- [WORK ITEM]
Copy the passage on vaccine diplomacy word for word, starting at "Other Considerations" and ending at "and violent proportions.".

Global vaccine diplomacy is very much alive and has seen interesting developments in the past year-and-a-half, including India flying donations of small amounts of AstraZeneca worldwide to promote its Serum Institute of India (SII) being the world’s largest producer of vaccines; and the US sending-back (by way of an emergency gift) 60 million doses it had originally purchased from Delhi, after the Delta variant took devastating hold there.
The US’ own vaccine diplomacy variant will unravel here with the arrival of the donated Pfizer stocks on the same day the new parliament meets for its first Session since the July 26 elections.
Earlier this year, then CARICOM Chairman Trinidad & Tobago’s Prime Minister Dr Keith Rowley diplomatically appealed to the US for vaccine support for the member-states and Vice President Kamala Harris responded that Washington would help.
The US Navy’s Southern Command soon thereafter landed-in and constructed a small field hospital for Trinidad & Tobago — and now Antigua & Barbuda, Bahamas, Barbados, St. Kitts & Nevis, St. Vincent and the Grenadines and Saint Lucia will benefit from the Biden administration’s vaccine charm outreach.
China, now the biggest contributor to the World Health Organization’s COVAX distribution mechanism, has indicated its intention to donate, provide and distribute two billion doses of vaccines, mainly to developing countries, by the end of 2021.
Chinese and Russian vaccines are already available or registered in a few individual CARICOM member-states, but none as much as AstraZeneca and Pfizer.
Other Considerations
But expanding vaccine choices will have to be accompanied by intensification of measures to beat-back the negative propaganda of the Doubting Thomases and Doomsday Preachers that result not only in more confusion, but is also assuming political and violent proportions.
Serious steps will have to be taken too to combat the effects of the mixed messaging from news reports on how the USA and European governments and health officials are advising wearing masks.
There are also new concerns about government’s examination of offering ‘incentives to vaccinate’, many hoping the State won’t be ‘offering money’ or ‘paying people to care for their health…’
There’s also the real issue of vaccination of young persons and children between 12 and 18, as numbers of infections in that unvaccinated age group continue to rise in the USA and Europe.

(Data entries)
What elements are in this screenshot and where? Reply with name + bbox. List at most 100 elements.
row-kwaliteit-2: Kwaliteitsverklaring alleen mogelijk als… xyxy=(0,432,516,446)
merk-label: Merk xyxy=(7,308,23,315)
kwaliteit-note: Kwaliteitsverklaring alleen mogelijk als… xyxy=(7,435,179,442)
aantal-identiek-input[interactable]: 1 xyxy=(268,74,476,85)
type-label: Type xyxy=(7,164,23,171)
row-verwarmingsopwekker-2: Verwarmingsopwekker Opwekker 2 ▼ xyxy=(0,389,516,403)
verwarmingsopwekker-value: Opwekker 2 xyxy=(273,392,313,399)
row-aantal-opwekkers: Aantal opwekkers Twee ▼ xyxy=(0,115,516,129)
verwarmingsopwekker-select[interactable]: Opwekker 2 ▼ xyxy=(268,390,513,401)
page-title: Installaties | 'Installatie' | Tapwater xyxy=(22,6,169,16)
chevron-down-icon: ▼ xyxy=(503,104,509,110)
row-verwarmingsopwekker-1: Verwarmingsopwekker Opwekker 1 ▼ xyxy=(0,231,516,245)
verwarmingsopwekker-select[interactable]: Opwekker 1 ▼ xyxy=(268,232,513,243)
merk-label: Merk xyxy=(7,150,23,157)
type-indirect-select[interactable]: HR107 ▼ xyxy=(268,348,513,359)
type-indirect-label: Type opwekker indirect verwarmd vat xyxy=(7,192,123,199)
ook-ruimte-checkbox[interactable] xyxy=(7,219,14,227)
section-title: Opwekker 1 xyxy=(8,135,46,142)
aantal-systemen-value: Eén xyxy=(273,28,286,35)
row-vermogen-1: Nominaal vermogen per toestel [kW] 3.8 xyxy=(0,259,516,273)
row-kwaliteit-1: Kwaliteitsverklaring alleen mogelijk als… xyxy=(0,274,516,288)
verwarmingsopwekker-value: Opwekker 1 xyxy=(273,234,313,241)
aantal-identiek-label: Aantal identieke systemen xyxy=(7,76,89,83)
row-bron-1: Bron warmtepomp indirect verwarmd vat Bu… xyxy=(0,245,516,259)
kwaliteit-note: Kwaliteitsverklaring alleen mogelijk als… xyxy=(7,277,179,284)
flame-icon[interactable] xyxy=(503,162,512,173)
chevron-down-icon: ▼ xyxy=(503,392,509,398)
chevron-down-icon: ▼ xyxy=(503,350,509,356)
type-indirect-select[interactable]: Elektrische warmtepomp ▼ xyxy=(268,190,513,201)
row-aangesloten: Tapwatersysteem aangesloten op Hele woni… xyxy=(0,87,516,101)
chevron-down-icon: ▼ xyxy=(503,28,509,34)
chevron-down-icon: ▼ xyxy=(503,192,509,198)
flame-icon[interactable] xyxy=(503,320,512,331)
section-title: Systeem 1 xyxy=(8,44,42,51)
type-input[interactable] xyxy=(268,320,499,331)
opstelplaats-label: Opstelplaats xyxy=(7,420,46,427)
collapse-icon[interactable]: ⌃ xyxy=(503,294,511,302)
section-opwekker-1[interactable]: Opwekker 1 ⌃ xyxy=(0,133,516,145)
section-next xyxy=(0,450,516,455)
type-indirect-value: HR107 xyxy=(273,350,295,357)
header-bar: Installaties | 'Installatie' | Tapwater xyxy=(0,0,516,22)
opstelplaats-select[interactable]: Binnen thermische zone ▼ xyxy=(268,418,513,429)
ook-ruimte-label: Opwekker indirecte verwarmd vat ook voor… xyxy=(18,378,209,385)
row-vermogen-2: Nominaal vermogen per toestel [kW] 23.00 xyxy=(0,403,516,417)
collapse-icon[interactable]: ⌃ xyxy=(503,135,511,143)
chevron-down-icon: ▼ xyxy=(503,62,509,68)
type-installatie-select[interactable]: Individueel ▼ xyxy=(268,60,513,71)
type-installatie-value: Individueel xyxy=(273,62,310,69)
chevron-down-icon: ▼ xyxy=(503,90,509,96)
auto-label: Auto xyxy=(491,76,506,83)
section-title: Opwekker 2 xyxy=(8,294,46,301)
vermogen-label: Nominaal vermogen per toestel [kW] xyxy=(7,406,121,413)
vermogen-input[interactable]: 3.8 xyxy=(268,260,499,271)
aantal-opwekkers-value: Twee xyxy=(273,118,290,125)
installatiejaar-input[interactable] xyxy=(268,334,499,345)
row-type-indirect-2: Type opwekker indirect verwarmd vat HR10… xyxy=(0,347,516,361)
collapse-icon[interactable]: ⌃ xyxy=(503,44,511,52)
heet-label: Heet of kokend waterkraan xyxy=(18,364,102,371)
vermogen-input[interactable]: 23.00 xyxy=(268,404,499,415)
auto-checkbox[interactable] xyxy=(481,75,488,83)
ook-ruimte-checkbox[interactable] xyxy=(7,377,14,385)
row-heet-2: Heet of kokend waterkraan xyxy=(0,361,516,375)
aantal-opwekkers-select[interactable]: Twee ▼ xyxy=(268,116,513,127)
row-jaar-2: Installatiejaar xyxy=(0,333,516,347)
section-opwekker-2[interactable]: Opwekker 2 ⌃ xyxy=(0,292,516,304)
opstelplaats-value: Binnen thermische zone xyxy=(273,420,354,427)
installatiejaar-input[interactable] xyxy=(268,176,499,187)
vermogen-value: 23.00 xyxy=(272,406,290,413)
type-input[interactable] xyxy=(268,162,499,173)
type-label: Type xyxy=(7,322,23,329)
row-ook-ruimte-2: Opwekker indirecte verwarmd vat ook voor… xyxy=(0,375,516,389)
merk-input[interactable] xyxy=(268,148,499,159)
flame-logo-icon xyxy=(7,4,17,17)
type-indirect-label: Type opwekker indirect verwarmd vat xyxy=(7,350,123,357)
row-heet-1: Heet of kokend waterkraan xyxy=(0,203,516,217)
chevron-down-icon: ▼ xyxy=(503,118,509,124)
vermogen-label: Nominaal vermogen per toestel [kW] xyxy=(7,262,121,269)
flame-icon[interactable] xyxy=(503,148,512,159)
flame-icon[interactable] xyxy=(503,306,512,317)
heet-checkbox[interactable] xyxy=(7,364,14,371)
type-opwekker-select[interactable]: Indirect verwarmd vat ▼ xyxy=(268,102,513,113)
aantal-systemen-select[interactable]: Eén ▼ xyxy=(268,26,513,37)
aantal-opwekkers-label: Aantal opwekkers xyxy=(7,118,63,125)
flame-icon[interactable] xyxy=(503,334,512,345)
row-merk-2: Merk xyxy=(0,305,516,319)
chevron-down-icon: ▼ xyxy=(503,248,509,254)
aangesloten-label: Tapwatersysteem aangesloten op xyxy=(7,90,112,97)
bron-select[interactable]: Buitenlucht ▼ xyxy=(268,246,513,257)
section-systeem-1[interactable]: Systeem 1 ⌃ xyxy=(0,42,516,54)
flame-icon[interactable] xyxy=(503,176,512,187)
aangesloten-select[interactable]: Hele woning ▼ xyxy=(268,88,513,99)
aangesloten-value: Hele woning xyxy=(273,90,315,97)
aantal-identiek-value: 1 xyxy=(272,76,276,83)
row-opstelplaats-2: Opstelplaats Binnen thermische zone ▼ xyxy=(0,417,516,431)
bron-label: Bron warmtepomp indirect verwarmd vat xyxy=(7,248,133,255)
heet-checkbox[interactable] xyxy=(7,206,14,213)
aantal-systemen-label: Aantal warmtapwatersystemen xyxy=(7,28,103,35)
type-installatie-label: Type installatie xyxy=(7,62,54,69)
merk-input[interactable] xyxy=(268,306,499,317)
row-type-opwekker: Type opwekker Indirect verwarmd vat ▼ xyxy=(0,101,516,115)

- [OUTPUT FOR THIS TASK]
Other Considerations
But expanding vaccine choices will have to be accompanied by intensification of measures to beat-back the negative propaganda of the Doubting Thomases and Doomsday Preachers that result not only in more confusion, but is also assuming political and violent proportions.